• _Data excerpts_:
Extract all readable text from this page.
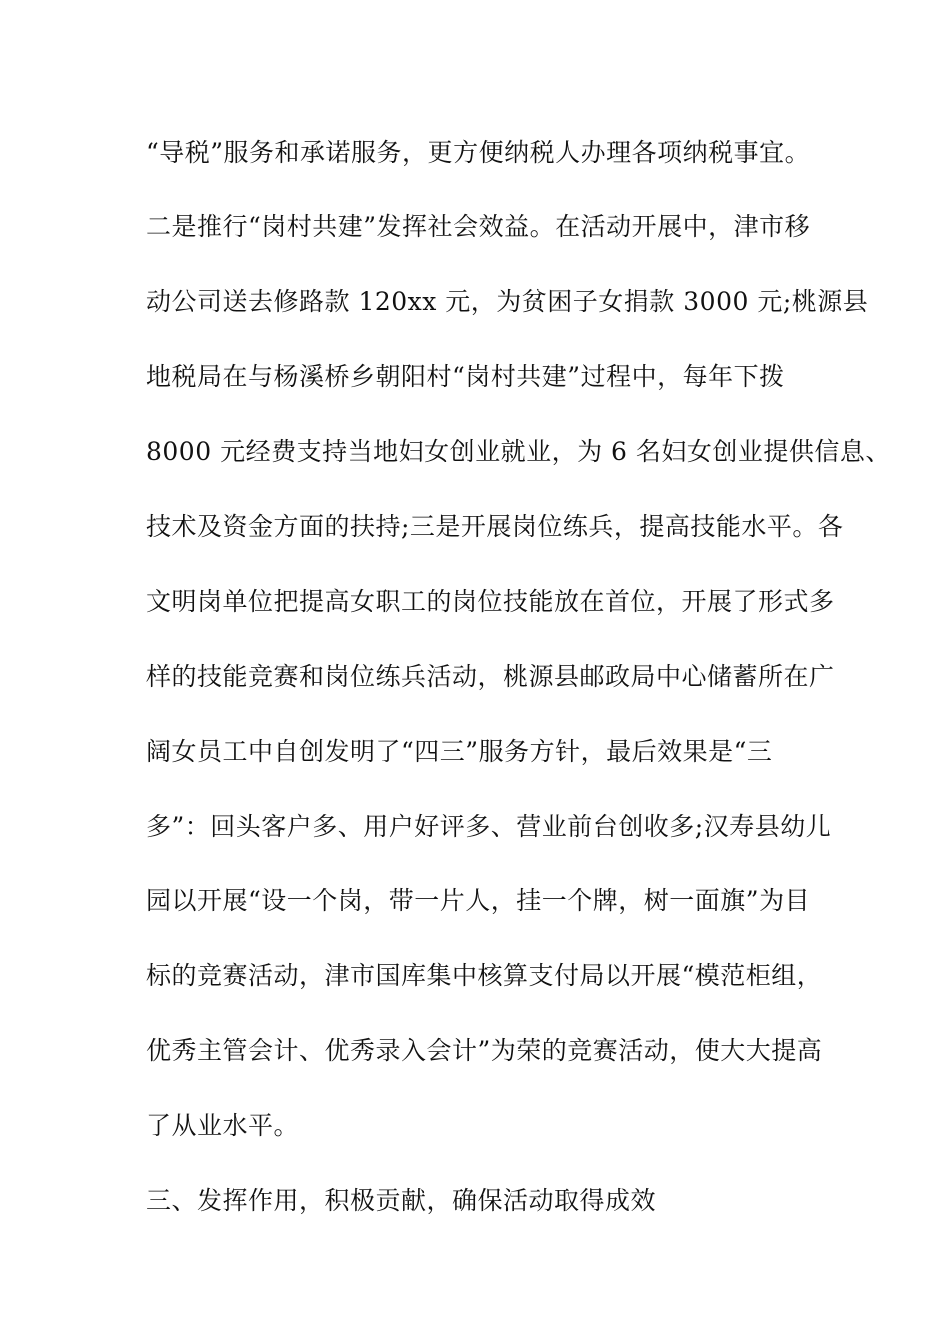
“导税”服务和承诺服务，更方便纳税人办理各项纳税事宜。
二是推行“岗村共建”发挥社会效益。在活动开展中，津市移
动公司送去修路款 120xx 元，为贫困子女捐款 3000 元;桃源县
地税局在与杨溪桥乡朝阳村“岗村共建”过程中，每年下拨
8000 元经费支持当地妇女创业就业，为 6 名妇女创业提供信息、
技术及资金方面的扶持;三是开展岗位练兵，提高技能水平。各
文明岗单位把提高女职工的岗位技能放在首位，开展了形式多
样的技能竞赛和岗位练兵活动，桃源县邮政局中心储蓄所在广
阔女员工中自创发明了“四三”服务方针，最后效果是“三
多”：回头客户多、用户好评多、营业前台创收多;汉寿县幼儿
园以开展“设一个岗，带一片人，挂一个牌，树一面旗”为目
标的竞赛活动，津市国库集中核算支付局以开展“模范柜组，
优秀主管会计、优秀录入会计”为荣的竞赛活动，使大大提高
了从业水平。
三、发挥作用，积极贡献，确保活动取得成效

• _YOUR OBJECTIVE_:
Repeat the records above exactly, leaving out any pictures they contain.

• _SOLUTION FOR THIS EXERCISE_:
Extract all readable text from this page.
“导税”服务和承诺服务，更方便纳税人办理各项纳税事宜。
二是推行“岗村共建”发挥社会效益。在活动开展中，津市移
动公司送去修路款 120xx 元，为贫困子女捐款 3000 元;桃源县
地税局在与杨溪桥乡朝阳村“岗村共建”过程中，每年下拨
8000 元经费支持当地妇女创业就业，为 6 名妇女创业提供信息、
技术及资金方面的扶持;三是开展岗位练兵，提高技能水平。各
文明岗单位把提高女职工的岗位技能放在首位，开展了形式多
样的技能竞赛和岗位练兵活动，桃源县邮政局中心储蓄所在广
阔女员工中自创发明了“四三”服务方针，最后效果是“三
多”：回头客户多、用户好评多、营业前台创收多;汉寿县幼儿
园以开展“设一个岗，带一片人，挂一个牌，树一面旗”为目
标的竞赛活动，津市国库集中核算支付局以开展“模范柜组，
优秀主管会计、优秀录入会计”为荣的竞赛活动，使大大提高
了从业水平。
三、发挥作用，积极贡献，确保活动取得成效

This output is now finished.